#### RECORDS SUPPLIED
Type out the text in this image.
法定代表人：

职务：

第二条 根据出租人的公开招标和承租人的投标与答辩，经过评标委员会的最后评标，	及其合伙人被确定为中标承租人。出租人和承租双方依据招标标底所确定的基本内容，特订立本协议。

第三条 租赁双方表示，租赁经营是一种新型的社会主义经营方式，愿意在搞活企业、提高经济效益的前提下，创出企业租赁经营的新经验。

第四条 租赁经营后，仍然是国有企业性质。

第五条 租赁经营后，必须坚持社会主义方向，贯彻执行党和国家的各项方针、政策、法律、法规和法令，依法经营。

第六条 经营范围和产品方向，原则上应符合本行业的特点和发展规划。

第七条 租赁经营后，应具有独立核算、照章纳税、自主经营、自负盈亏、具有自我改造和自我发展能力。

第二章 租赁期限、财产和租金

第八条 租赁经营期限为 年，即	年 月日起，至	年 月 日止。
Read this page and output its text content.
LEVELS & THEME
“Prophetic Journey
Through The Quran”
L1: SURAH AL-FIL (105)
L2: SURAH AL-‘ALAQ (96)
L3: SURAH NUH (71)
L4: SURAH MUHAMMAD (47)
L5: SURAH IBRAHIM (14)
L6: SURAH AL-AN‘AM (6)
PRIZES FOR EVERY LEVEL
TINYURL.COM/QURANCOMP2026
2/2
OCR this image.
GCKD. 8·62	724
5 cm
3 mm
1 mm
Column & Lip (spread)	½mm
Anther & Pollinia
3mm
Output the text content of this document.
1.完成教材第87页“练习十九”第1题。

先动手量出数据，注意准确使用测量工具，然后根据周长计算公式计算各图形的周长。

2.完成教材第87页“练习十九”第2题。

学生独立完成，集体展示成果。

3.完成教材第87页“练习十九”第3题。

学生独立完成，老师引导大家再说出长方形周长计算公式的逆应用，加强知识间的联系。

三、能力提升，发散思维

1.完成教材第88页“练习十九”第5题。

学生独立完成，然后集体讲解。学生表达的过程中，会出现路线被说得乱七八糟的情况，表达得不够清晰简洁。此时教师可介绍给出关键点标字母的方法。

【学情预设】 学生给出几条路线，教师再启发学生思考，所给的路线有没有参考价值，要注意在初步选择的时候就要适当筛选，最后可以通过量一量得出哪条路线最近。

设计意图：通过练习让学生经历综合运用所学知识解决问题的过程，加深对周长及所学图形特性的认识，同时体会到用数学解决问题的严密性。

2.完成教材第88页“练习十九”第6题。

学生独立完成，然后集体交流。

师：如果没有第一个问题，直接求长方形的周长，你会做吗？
########
STATED PROBLEM:
Your task is to write out the lines from the one with "OCR this image." through the end of the records, exactly and with nothing added.

EXERCISE ANSWER:
OCR this image.
GCKD. 8·62	724
5 cm
3 mm
1 mm
Column & Lip (spread)	½mm
Anther & Pollinia
3mm
Output the text content of this document.
1.完成教材第87页“练习十九”第1题。

先动手量出数据，注意准确使用测量工具，然后根据周长计算公式计算各图形的周长。

2.完成教材第87页“练习十九”第2题。

学生独立完成，集体展示成果。

3.完成教材第87页“练习十九”第3题。

学生独立完成，老师引导大家再说出长方形周长计算公式的逆应用，加强知识间的联系。

三、能力提升，发散思维

1.完成教材第88页“练习十九”第5题。

学生独立完成，然后集体讲解。学生表达的过程中，会出现路线被说得乱七八糟的情况，表达得不够清晰简洁。此时教师可介绍给出关键点标字母的方法。

【学情预设】 学生给出几条路线，教师再启发学生思考，所给的路线有没有参考价值，要注意在初步选择的时候就要适当筛选，最后可以通过量一量得出哪条路线最近。

设计意图：通过练习让学生经历综合运用所学知识解决问题的过程，加深对周长及所学图形特性的认识，同时体会到用数学解决问题的严密性。

2.完成教材第88页“练习十九”第6题。

学生独立完成，然后集体交流。

师：如果没有第一个问题，直接求长方形的周长，你会做吗？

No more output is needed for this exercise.